--- Data shown ---
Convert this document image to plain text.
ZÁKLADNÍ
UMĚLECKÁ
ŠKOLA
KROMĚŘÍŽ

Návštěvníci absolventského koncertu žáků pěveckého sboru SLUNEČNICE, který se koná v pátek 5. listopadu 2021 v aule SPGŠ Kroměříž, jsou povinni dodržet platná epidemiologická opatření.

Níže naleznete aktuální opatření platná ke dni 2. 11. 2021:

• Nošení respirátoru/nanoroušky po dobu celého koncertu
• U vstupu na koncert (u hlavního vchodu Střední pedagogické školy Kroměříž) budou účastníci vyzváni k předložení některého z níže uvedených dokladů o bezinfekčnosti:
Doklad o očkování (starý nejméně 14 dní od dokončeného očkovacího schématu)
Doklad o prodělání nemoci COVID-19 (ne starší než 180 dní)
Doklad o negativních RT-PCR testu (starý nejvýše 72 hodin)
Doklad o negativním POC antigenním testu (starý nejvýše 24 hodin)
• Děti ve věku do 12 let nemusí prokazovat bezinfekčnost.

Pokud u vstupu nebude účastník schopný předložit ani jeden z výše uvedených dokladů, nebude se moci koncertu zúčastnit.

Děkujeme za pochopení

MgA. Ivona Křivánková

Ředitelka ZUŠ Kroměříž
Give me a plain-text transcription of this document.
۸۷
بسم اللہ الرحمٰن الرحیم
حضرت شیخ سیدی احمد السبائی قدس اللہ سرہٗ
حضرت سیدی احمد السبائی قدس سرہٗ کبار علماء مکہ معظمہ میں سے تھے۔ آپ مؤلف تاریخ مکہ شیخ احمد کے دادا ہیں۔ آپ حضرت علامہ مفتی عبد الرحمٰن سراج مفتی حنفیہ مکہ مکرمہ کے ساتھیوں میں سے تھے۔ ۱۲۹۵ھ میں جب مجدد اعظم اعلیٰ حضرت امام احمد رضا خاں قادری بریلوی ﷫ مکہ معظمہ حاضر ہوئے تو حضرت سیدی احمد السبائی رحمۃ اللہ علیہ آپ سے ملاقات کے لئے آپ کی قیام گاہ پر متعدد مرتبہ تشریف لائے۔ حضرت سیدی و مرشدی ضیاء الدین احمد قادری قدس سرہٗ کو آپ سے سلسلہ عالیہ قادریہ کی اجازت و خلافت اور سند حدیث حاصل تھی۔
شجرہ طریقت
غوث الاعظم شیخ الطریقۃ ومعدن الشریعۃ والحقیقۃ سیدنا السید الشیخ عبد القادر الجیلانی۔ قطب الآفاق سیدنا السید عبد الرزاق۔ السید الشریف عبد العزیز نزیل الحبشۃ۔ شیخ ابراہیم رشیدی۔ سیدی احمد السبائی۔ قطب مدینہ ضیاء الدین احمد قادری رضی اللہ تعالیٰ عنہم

--- Given exercise ---
Give the material above again, word for word.

--- Full output ---
Convert this document image to plain text.
ZÁKLADNÍ
UMĚLECKÁ
ŠKOLA
KROMĚŘÍŽ

Návštěvníci absolventského koncertu žáků pěveckého sboru SLUNEČNICE, který se koná v pátek 5. listopadu 2021 v aule SPGŠ Kroměříž, jsou povinni dodržet platná epidemiologická opatření.

Níže naleznete aktuální opatření platná ke dni 2. 11. 2021:

• Nošení respirátoru/nanoroušky po dobu celého koncertu
• U vstupu na koncert (u hlavního vchodu Střední pedagogické školy Kroměříž) budou účastníci vyzváni k předložení některého z níže uvedených dokladů o bezinfekčnosti:
Doklad o očkování (starý nejméně 14 dní od dokončeného očkovacího schématu)
Doklad o prodělání nemoci COVID-19 (ne starší než 180 dní)
Doklad o negativních RT-PCR testu (starý nejvýše 72 hodin)
Doklad o negativním POC antigenním testu (starý nejvýše 24 hodin)
• Děti ve věku do 12 let nemusí prokazovat bezinfekčnost.

Pokud u vstupu nebude účastník schopný předložit ani jeden z výše uvedených dokladů, nebude se moci koncertu zúčastnit.

Děkujeme za pochopení

MgA. Ivona Křivánková

Ředitelka ZUŠ Kroměříž
Give me a plain-text transcription of this document.
۸۷
بسم اللہ الرحمٰن الرحیم
حضرت شیخ سیدی احمد السبائی قدس اللہ سرہٗ
حضرت سیدی احمد السبائی قدس سرہٗ کبار علماء مکہ معظمہ میں سے تھے۔ آپ مؤلف تاریخ مکہ شیخ احمد کے دادا ہیں۔ آپ حضرت علامہ مفتی عبد الرحمٰن سراج مفتی حنفیہ مکہ مکرمہ کے ساتھیوں میں سے تھے۔ ۱۲۹۵ھ میں جب مجدد اعظم اعلیٰ حضرت امام احمد رضا خاں قادری بریلوی ﷫ مکہ معظمہ حاضر ہوئے تو حضرت سیدی احمد السبائی رحمۃ اللہ علیہ آپ سے ملاقات کے لئے آپ کی قیام گاہ پر متعدد مرتبہ تشریف لائے۔ حضرت سیدی و مرشدی ضیاء الدین احمد قادری قدس سرہٗ کو آپ سے سلسلہ عالیہ قادریہ کی اجازت و خلافت اور سند حدیث حاصل تھی۔
شجرہ طریقت
غوث الاعظم شیخ الطریقۃ ومعدن الشریعۃ والحقیقۃ سیدنا السید الشیخ عبد القادر الجیلانی۔ قطب الآفاق سیدنا السید عبد الرزاق۔ السید الشریف عبد العزیز نزیل الحبشۃ۔ شیخ ابراہیم رشیدی۔ سیدی احمد السبائی۔ قطب مدینہ ضیاء الدین احمد قادری رضی اللہ تعالیٰ عنہم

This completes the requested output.